§ **WORK TO COMPLETE**
Return all of the data exactly as given.

═══ DATASET ENTRIES ═══

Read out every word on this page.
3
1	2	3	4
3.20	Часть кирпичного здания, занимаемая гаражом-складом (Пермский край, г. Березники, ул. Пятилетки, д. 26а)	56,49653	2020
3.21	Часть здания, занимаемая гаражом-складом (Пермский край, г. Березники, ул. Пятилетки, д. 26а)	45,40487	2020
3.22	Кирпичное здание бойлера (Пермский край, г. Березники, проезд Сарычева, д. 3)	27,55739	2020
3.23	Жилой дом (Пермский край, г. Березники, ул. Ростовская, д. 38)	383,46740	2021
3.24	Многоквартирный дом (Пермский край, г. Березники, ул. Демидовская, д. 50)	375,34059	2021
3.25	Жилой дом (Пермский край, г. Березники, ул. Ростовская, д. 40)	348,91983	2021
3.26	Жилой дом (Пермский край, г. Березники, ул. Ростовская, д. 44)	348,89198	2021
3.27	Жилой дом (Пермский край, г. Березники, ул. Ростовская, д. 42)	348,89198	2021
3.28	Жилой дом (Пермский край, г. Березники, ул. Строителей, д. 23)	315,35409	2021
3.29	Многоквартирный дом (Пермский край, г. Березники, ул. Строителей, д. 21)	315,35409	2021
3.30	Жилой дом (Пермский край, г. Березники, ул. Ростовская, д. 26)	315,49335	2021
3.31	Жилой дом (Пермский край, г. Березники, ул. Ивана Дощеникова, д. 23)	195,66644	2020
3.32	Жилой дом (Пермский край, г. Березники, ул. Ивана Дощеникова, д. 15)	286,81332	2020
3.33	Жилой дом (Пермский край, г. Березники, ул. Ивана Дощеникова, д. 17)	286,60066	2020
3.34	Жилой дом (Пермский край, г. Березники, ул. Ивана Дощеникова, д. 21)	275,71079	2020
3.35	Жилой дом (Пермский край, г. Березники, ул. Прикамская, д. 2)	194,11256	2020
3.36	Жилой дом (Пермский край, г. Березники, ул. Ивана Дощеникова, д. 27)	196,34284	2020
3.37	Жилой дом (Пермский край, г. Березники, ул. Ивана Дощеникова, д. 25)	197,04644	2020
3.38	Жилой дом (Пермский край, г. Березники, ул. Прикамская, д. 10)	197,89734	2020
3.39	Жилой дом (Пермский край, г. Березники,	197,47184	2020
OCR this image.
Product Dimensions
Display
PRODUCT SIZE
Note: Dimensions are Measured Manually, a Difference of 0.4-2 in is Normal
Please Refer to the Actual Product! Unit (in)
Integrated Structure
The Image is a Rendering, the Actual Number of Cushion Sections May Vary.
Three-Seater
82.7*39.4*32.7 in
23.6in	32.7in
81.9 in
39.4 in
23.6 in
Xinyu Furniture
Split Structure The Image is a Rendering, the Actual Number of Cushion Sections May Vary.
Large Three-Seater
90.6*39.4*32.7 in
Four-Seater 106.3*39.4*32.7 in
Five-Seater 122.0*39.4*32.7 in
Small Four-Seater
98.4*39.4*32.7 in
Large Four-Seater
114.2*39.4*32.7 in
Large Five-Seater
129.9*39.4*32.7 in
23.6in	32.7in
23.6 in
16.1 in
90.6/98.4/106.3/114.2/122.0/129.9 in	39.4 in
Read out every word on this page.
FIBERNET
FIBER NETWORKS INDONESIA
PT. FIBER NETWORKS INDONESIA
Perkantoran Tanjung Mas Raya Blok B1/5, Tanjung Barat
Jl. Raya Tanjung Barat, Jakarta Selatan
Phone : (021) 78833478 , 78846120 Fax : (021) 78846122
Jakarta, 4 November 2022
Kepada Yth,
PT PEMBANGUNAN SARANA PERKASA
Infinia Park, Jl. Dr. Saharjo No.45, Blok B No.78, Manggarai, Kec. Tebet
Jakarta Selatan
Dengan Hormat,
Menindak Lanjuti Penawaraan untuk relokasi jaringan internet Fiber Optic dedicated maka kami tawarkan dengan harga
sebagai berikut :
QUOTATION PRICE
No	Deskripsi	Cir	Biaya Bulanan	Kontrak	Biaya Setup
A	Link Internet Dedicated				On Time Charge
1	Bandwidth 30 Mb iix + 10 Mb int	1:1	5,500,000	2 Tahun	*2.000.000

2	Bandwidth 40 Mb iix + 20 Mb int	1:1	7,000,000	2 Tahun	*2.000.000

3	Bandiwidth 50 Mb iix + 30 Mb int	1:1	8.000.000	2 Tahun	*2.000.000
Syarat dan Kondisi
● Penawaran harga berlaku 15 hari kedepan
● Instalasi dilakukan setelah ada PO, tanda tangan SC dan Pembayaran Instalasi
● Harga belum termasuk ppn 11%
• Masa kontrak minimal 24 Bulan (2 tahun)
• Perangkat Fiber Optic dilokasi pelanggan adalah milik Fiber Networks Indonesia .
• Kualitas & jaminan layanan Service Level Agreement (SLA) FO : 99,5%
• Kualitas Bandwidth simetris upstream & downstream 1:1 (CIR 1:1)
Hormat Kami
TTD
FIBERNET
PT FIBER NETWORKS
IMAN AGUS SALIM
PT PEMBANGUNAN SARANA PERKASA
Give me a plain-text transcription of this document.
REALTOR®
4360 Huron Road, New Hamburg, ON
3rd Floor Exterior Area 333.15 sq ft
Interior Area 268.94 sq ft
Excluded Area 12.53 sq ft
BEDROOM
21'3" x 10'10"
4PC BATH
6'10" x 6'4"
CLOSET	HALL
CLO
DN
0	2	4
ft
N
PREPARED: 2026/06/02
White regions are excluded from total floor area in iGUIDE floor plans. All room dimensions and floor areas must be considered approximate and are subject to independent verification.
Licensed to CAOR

═══

§ **SOLUTION**
Read out every word on this page.
3
1	2	3	4
3.20	Часть кирпичного здания, занимаемая гаражом-складом (Пермский край, г. Березники, ул. Пятилетки, д. 26а)	56,49653	2020
3.21	Часть здания, занимаемая гаражом-складом (Пермский край, г. Березники, ул. Пятилетки, д. 26а)	45,40487	2020
3.22	Кирпичное здание бойлера (Пермский край, г. Березники, проезд Сарычева, д. 3)	27,55739	2020
3.23	Жилой дом (Пермский край, г. Березники, ул. Ростовская, д. 38)	383,46740	2021
3.24	Многоквартирный дом (Пермский край, г. Березники, ул. Демидовская, д. 50)	375,34059	2021
3.25	Жилой дом (Пермский край, г. Березники, ул. Ростовская, д. 40)	348,91983	2021
3.26	Жилой дом (Пермский край, г. Березники, ул. Ростовская, д. 44)	348,89198	2021
3.27	Жилой дом (Пермский край, г. Березники, ул. Ростовская, д. 42)	348,89198	2021
3.28	Жилой дом (Пермский край, г. Березники, ул. Строителей, д. 23)	315,35409	2021
3.29	Многоквартирный дом (Пермский край, г. Березники, ул. Строителей, д. 21)	315,35409	2021
3.30	Жилой дом (Пермский край, г. Березники, ул. Ростовская, д. 26)	315,49335	2021
3.31	Жилой дом (Пермский край, г. Березники, ул. Ивана Дощеникова, д. 23)	195,66644	2020
3.32	Жилой дом (Пермский край, г. Березники, ул. Ивана Дощеникова, д. 15)	286,81332	2020
3.33	Жилой дом (Пермский край, г. Березники, ул. Ивана Дощеникова, д. 17)	286,60066	2020
3.34	Жилой дом (Пермский край, г. Березники, ул. Ивана Дощеникова, д. 21)	275,71079	2020
3.35	Жилой дом (Пермский край, г. Березники, ул. Прикамская, д. 2)	194,11256	2020
3.36	Жилой дом (Пермский край, г. Березники, ул. Ивана Дощеникова, д. 27)	196,34284	2020
3.37	Жилой дом (Пермский край, г. Березники, ул. Ивана Дощеникова, д. 25)	197,04644	2020
3.38	Жилой дом (Пермский край, г. Березники, ул. Прикамская, д. 10)	197,89734	2020
3.39	Жилой дом (Пермский край, г. Березники,	197,47184	2020
OCR this image.
Product Dimensions
Display
PRODUCT SIZE
Note: Dimensions are Measured Manually, a Difference of 0.4-2 in is Normal
Please Refer to the Actual Product! Unit (in)
Integrated Structure
The Image is a Rendering, the Actual Number of Cushion Sections May Vary.
Three-Seater
82.7*39.4*32.7 in
23.6in	32.7in
81.9 in
39.4 in
23.6 in
Xinyu Furniture
Split Structure The Image is a Rendering, the Actual Number of Cushion Sections May Vary.
Large Three-Seater
90.6*39.4*32.7 in
Four-Seater 106.3*39.4*32.7 in
Five-Seater 122.0*39.4*32.7 in
Small Four-Seater
98.4*39.4*32.7 in
Large Four-Seater
114.2*39.4*32.7 in
Large Five-Seater
129.9*39.4*32.7 in
23.6in	32.7in
23.6 in
16.1 in
90.6/98.4/106.3/114.2/122.0/129.9 in	39.4 in
Read out every word on this page.
FIBERNET
FIBER NETWORKS INDONESIA
PT. FIBER NETWORKS INDONESIA
Perkantoran Tanjung Mas Raya Blok B1/5, Tanjung Barat
Jl. Raya Tanjung Barat, Jakarta Selatan
Phone : (021) 78833478 , 78846120 Fax : (021) 78846122
Jakarta, 4 November 2022
Kepada Yth,
PT PEMBANGUNAN SARANA PERKASA
Infinia Park, Jl. Dr. Saharjo No.45, Blok B No.78, Manggarai, Kec. Tebet
Jakarta Selatan
Dengan Hormat,
Menindak Lanjuti Penawaraan untuk relokasi jaringan internet Fiber Optic dedicated maka kami tawarkan dengan harga
sebagai berikut :
QUOTATION PRICE
No	Deskripsi	Cir	Biaya Bulanan	Kontrak	Biaya Setup
A	Link Internet Dedicated				On Time Charge
1	Bandwidth 30 Mb iix + 10 Mb int	1:1	5,500,000	2 Tahun	*2.000.000

2	Bandwidth 40 Mb iix + 20 Mb int	1:1	7,000,000	2 Tahun	*2.000.000

3	Bandiwidth 50 Mb iix + 30 Mb int	1:1	8.000.000	2 Tahun	*2.000.000
Syarat dan Kondisi
● Penawaran harga berlaku 15 hari kedepan
● Instalasi dilakukan setelah ada PO, tanda tangan SC dan Pembayaran Instalasi
● Harga belum termasuk ppn 11%
• Masa kontrak minimal 24 Bulan (2 tahun)
• Perangkat Fiber Optic dilokasi pelanggan adalah milik Fiber Networks Indonesia .
• Kualitas & jaminan layanan Service Level Agreement (SLA) FO : 99,5%
• Kualitas Bandwidth simetris upstream & downstream 1:1 (CIR 1:1)
Hormat Kami
TTD
FIBERNET
PT FIBER NETWORKS
IMAN AGUS SALIM
PT PEMBANGUNAN SARANA PERKASA
Give me a plain-text transcription of this document.
REALTOR®
4360 Huron Road, New Hamburg, ON
3rd Floor Exterior Area 333.15 sq ft
Interior Area 268.94 sq ft
Excluded Area 12.53 sq ft
BEDROOM
21'3" x 10'10"
4PC BATH
6'10" x 6'4"
CLOSET	HALL
CLO
DN
0	2	4
ft
N
PREPARED: 2026/06/02
White regions are excluded from total floor area in iGUIDE floor plans. All room dimensions and floor areas must be considered approximate and are subject to independent verification.
Licensed to CAOR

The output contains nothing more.